Task details:
Report, word for word, every line of the material that contains "true".
>> start Extracted data
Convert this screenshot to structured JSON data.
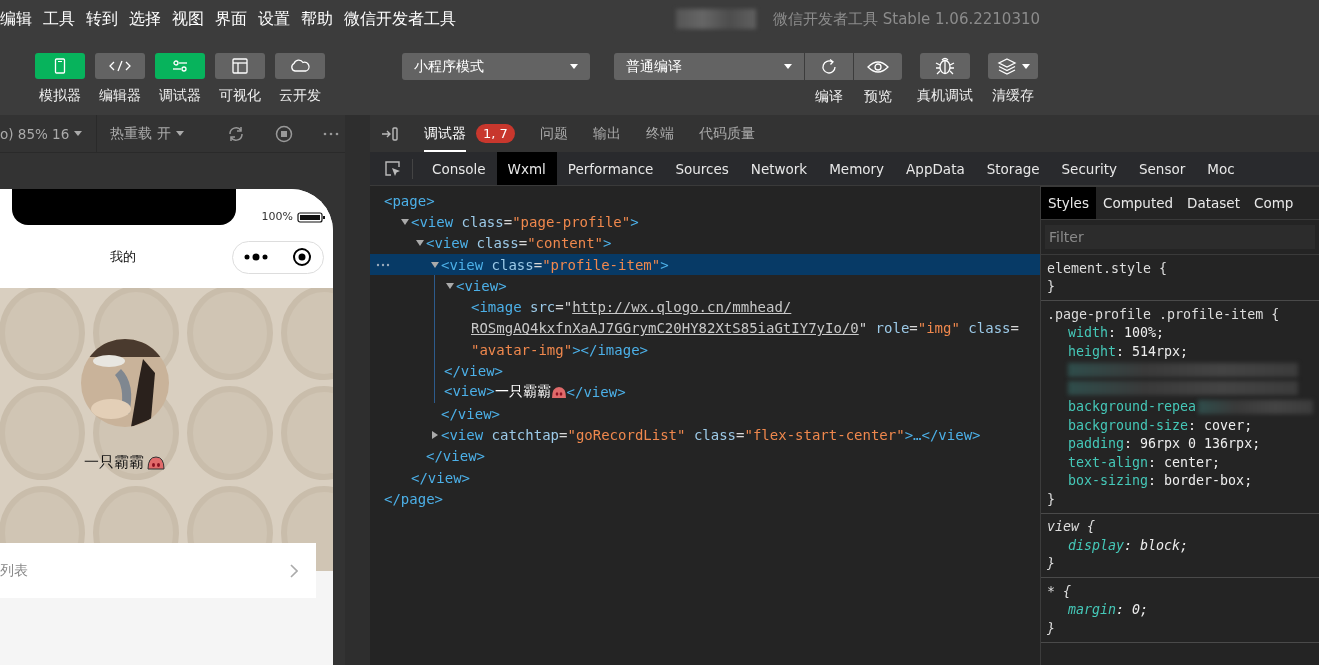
{
  "menu": [
    "编辑",
    "工具",
    "转到",
    "选择",
    "视图",
    "界面",
    "设置",
    "帮助",
    "微信开发者工具"
  ],
  "window": {
    "title": "微信开发者工具 Stable 1.06.2210310"
  },
  "toolbar": {
    "views": [
      {
        "label": "模拟器",
        "on": true
      },
      {
        "label": "编辑器",
        "on": false
      },
      {
        "label": "调试器",
        "on": true
      },
      {
        "label": "可视化",
        "on": false
      },
      {
        "label": "云开发",
        "on": false
      }
    ],
    "mode_select": {
      "value": "小程序模式"
    },
    "compile_select": {
      "value": "普通编译"
    },
    "actions": [
      {
        "label": "编译",
        "kind": "joined"
      },
      {
        "label": "预览",
        "kind": "joined"
      },
      {
        "label": "真机调试",
        "kind": "single"
      },
      {
        "label": "清缓存",
        "kind": "single"
      }
    ]
  },
  "simulator": {
    "zoom": "o) 85% 16",
    "hot_reload": "热重载 开",
    "battery": "100%",
    "nav_title": "我的",
    "profile_name": "一只霸霸",
    "list_item": "列表"
  },
  "devtools": {
    "panel_tabs": [
      {
        "label": "调试器",
        "selected": true,
        "badge": "1, 7"
      },
      {
        "label": "问题",
        "selected": false
      },
      {
        "label": "输出",
        "selected": false
      },
      {
        "label": "终端",
        "selected": false
      },
      {
        "label": "代码质量",
        "selected": false
      }
    ],
    "tool_tabs": [
      {
        "label": "Console",
        "selected": false
      },
      {
        "label": "Wxml",
        "selected": true
      },
      {
        "label": "Performance",
        "selected": false
      },
      {
        "label": "Sources",
        "selected": false
      },
      {
        "label": "Network",
        "selected": false
      },
      {
        "label": "Memory",
        "selected": false
      },
      {
        "label": "AppData",
        "selected": false
      },
      {
        "label": "Storage",
        "selected": false
      },
      {
        "label": "Security",
        "selected": false
      },
      {
        "label": "Sensor",
        "selected": false
      },
      {
        "label": "Moc",
        "selected": false
      }
    ],
    "wxml": {
      "lines": [
        [
          {
            "t": "<page>",
            "kind": "tag"
          }
        ]
      ],
      "selected": false,
      "close": [
        {
          "t": "</page>",
          "kind": "tag"
        }
      ],
      "children": [
        {
          "lines": [
            [
              {
                "t": "<view",
                "kind": "tag"
              },
              {
                "t": " class",
                "kind": "attr"
              },
              {
                "t": "=",
                "kind": "eq"
              },
              {
                "t": "\"page-profile\"",
                "kind": "val"
              },
              {
                "t": ">",
                "kind": "tag"
              }
            ]
          ],
          "expanded": true,
          "selected": false,
          "close": [
            {
              "t": "</view>",
              "kind": "tag"
            }
          ],
          "children": [
            {
              "lines": [
                [
                  {
                    "t": "<view",
                    "kind": "tag"
                  },
                  {
                    "t": " class",
                    "kind": "attr"
                  },
                  {
                    "t": "=",
                    "kind": "eq"
                  },
                  {
                    "t": "\"content\"",
                    "kind": "val"
                  },
                  {
                    "t": ">",
                    "kind": "tag"
                  }
                ]
              ],
              "expanded": true,
              "selected": false,
              "close": [
                {
                  "t": "</view>",
                  "kind": "tag"
                }
              ],
              "children": [
                {
                  "lines": [
                    [
                      {
                        "t": "<view",
                        "kind": "tag"
                      },
                      {
                        "t": " class",
                        "kind": "attr"
                      },
                      {
                        "t": "=",
                        "kind": "eq"
                      },
                      {
                        "t": "\"profile-item\"",
                        "kind": "val"
                      },
                      {
                        "t": ">",
                        "kind": "tag"
                      }
                    ]
                  ],
                  "expanded": true,
                  "selected": true,
                  "close": [
                    {
                      "t": "</view>",
                      "kind": "tag"
                    }
                  ],
                  "children": [
                    {
                      "lines": [
                        [
                          {
                            "t": "<view>",
                            "kind": "tag"
                          }
                        ]
                      ],
                      "expanded": true,
                      "selected": false,
                      "close": [
                        {
                          "t": "</view>",
                          "kind": "tag"
                        }
                      ],
                      "children": [
                        {
                          "lines": [
                            [
                              {
                                "t": "<image",
                                "kind": "tag"
                              },
                              {
                                "t": " src",
                                "kind": "attr"
                              },
                              {
                                "t": "=\"",
                                "kind": "eq"
                              },
                              {
                                "t": "http://wx.qlogo.cn/mmhead/",
                                "kind": "link"
                              }
                            ],
                            [
                              {
                                "t": "ROSmgAQ4kxfnXaAJ7GGrymC20HY82XtS85iaGtIY7yIo/0",
                                "kind": "link"
                              },
                              {
                                "t": "\"",
                                "kind": "eq"
                              },
                              {
                                "t": " role",
                                "kind": "attr"
                              },
                              {
                                "t": "=",
                                "kind": "eq"
                              },
                              {
                                "t": "\"img\"",
                                "kind": "val"
                              },
                              {
                                "t": " class",
                                "kind": "attr"
                              },
                              {
                                "t": "=",
                                "kind": "eq"
                              }
                            ],
                            [
                              {
                                "t": "\"avatar-img\"",
                                "kind": "val"
                              },
                              {
                                "t": "></image>",
                                "kind": "tag"
                              }
                            ]
                          ],
                          "selected": false
                        }
                      ]
                    },
                    {
                      "lines": [
                        [
                          {
                            "t": "<view>",
                            "kind": "tag"
                          },
                          {
                            "t": "一只霸霸",
                            "kind": "text"
                          },
                          {
                            "kind": "icon"
                          },
                          {
                            "t": "</view>",
                            "kind": "tag"
                          }
                        ]
                      ],
                      "selected": false
                    }
                  ]
                },
                {
                  "lines": [
                    [
                      {
                        "t": "<view",
                        "kind": "tag"
                      },
                      {
                        "t": " catchtap",
                        "kind": "attr"
                      },
                      {
                        "t": "=",
                        "kind": "eq"
                      },
                      {
                        "t": "\"goRecordList\"",
                        "kind": "val"
                      },
                      {
                        "t": " class",
                        "kind": "attr"
                      },
                      {
                        "t": "=",
                        "kind": "eq"
                      },
                      {
                        "t": "\"flex-start-center\"",
                        "kind": "val"
                      },
                      {
                        "t": ">…</view>",
                        "kind": "tag"
                      }
                    ]
                  ],
                  "expanded": false,
                  "selected": false
                }
              ]
            }
          ]
        }
      ]
    },
    "style_tabs": [
      {
        "label": "Styles",
        "selected": true
      },
      {
        "label": "Computed",
        "selected": false
      },
      {
        "label": "Dataset",
        "selected": false
      },
      {
        "label": "Comp",
        "selected": false
      }
    ],
    "filter": {
      "placeholder": "Filter"
    },
    "rules": [
      {
        "selector": "element.style {",
        "close": "}",
        "user_agent": false
      },
      {
        "selector": ".page-profile .profile-item {",
        "close": "}",
        "user_agent": false,
        "props": [
          {
            "kind": "plain",
            "name": "width",
            "value": ": 100%;"
          },
          {
            "kind": "plain",
            "name": "height",
            "value": ": 514rpx;"
          },
          {
            "kind": "redacted"
          },
          {
            "kind": "redacted"
          },
          {
            "kind": "partial",
            "name": "background-repea"
          },
          {
            "kind": "plain",
            "name": "background-size",
            "value": ": cover;"
          },
          {
            "kind": "plain",
            "name": "padding",
            "value": ": 96rpx 0 136rpx;"
          },
          {
            "kind": "plain",
            "name": "text-align",
            "value": ": center;"
          },
          {
            "kind": "plain",
            "name": "box-sizing",
            "value": ": border-box;"
          }
        ]
      },
      {
        "selector": "view {",
        "close": "}",
        "user_agent": true,
        "props": [
          {
            "kind": "plain",
            "name": "display",
            "value": ": block;"
          }
        ]
      },
      {
        "selector": "* {",
        "close": "}",
        "user_agent": true,
        "props": [
          {
            "kind": "plain",
            "name": "margin",
            "value": ": 0;"
          }
        ]
      }
    ]
  }
}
>> end Extracted data
Answer in full:
        "on": true
        "on": true
        "selected": true,
        "selected": true
          "expanded": true,
              "expanded": true,
                  "expanded": true,
                  "selected": true,
                      "expanded": true,
        "selected": true
        "user_agent": true,
        "user_agent": true,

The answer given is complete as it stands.